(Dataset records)
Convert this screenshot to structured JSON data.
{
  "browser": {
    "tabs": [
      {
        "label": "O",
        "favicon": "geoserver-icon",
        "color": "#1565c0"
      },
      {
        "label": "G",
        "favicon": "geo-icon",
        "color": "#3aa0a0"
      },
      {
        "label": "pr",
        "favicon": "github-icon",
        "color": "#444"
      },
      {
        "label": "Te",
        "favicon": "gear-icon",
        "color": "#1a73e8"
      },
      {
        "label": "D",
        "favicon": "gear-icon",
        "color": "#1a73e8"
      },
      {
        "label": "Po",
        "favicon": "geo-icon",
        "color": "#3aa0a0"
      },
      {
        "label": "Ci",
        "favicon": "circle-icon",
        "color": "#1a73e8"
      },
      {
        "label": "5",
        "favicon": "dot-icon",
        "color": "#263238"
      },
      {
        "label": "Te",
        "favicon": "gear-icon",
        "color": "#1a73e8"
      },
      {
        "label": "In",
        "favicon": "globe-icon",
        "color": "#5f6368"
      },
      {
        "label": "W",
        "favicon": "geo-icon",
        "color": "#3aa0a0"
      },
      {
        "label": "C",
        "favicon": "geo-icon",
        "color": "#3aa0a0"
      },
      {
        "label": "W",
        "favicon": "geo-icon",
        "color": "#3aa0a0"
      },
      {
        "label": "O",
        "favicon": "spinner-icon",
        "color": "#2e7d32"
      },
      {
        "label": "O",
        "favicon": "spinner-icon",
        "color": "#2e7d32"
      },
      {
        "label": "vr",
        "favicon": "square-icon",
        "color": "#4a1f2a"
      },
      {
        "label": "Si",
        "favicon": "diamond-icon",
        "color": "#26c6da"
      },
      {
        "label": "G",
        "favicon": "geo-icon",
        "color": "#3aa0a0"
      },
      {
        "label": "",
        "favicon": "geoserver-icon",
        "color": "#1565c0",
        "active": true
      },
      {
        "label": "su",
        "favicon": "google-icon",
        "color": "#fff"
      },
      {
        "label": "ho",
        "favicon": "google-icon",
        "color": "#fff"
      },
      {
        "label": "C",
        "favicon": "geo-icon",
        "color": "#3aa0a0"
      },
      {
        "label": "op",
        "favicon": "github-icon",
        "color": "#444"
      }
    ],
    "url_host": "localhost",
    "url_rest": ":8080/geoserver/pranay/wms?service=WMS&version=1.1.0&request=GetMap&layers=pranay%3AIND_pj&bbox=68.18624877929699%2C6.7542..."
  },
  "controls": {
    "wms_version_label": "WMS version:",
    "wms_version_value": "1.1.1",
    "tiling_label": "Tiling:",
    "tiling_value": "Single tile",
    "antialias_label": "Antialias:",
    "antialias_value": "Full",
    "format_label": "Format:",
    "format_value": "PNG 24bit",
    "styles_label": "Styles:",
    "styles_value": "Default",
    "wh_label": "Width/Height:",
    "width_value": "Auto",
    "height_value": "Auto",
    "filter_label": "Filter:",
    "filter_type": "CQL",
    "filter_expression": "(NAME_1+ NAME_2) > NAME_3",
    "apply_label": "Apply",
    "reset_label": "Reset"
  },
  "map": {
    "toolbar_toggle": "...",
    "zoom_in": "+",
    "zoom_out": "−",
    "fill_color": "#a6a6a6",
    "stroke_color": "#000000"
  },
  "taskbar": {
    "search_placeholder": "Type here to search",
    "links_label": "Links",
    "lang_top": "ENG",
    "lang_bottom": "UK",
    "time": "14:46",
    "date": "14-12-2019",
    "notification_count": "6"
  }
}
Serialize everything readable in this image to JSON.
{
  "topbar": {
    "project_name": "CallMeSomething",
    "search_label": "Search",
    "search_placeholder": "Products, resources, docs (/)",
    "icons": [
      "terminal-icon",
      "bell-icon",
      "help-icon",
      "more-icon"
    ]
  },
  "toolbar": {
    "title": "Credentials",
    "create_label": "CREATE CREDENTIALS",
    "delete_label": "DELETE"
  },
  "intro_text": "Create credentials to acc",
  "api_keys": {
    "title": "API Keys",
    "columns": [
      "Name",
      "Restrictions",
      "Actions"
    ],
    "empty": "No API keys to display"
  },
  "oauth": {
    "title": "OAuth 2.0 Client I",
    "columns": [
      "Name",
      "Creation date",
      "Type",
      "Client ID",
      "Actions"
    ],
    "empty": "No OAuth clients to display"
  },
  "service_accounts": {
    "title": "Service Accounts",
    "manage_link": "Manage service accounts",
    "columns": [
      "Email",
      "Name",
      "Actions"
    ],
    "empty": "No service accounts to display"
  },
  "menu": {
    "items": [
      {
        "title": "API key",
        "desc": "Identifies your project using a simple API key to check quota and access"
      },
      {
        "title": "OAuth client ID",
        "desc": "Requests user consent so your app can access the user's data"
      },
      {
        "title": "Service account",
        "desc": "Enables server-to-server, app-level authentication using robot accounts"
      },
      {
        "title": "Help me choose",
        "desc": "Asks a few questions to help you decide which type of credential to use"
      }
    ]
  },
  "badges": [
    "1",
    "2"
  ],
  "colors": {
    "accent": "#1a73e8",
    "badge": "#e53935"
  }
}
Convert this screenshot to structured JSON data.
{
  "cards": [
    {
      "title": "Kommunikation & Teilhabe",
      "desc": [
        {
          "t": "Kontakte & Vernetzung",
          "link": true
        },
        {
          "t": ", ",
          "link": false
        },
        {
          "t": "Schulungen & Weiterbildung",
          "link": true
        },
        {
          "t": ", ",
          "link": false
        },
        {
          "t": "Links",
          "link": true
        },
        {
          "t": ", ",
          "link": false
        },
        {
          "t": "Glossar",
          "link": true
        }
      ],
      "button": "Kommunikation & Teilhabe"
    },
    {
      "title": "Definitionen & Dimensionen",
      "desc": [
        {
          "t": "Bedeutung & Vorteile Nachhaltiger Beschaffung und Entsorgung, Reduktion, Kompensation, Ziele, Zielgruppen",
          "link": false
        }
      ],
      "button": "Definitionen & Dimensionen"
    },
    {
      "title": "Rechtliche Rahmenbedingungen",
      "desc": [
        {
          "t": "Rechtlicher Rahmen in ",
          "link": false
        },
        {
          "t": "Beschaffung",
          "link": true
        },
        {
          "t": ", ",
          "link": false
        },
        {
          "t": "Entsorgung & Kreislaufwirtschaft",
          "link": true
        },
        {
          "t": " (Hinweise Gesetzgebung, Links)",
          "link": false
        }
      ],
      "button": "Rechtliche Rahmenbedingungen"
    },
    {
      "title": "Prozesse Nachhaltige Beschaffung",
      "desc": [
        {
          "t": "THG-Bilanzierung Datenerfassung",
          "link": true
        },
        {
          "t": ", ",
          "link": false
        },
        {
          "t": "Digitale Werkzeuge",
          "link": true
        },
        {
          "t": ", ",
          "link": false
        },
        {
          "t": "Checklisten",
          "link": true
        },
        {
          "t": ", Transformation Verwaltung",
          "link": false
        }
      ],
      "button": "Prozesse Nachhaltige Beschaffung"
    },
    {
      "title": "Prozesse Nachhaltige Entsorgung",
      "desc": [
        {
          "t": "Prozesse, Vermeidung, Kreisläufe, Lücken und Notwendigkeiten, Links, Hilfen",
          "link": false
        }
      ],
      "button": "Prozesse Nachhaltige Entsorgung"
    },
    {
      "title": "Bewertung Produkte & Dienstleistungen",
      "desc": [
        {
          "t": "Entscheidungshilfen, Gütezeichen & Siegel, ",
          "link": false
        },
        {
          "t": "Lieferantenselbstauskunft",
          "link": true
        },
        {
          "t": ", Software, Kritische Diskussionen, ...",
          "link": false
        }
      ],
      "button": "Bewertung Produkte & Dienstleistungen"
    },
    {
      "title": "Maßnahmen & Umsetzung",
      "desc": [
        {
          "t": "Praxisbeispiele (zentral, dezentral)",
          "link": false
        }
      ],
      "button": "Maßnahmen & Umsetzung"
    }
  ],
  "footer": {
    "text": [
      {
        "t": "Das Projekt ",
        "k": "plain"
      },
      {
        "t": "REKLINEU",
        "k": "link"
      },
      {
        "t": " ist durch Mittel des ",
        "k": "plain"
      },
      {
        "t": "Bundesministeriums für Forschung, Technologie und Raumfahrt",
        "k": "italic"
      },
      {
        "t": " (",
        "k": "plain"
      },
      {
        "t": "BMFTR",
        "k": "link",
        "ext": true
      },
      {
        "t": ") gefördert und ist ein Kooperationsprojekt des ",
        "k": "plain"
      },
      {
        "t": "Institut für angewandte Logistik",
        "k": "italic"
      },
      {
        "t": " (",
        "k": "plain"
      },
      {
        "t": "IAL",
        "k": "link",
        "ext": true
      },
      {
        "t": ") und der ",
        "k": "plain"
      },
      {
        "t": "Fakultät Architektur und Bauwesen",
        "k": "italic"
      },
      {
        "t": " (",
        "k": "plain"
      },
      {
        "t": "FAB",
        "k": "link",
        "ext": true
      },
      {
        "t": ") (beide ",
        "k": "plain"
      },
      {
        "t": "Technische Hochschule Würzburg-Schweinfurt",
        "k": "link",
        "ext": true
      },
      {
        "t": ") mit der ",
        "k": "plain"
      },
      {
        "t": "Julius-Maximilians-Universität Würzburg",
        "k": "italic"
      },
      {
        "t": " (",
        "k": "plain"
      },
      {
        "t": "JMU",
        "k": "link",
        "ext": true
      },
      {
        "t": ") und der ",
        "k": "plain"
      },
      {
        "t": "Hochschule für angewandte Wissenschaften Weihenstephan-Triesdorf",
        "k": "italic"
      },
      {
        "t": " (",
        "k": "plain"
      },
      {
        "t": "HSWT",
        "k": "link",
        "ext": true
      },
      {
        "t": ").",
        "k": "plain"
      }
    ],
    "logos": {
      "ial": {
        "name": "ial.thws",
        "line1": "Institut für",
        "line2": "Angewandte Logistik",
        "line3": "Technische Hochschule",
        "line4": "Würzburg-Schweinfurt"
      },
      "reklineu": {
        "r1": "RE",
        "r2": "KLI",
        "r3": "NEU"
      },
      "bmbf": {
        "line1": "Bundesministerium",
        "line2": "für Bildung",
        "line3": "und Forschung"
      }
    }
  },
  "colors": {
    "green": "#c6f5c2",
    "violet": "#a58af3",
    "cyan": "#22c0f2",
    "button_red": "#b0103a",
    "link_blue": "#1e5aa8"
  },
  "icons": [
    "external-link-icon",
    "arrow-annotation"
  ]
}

**Task brief**:
Pick out and copy the lines of the entries that hold the string "Kommunikation".

**Full solution**:
      "title": "Kommunikation & Teilhabe",
      "button": "Kommunikation & Teilhabe"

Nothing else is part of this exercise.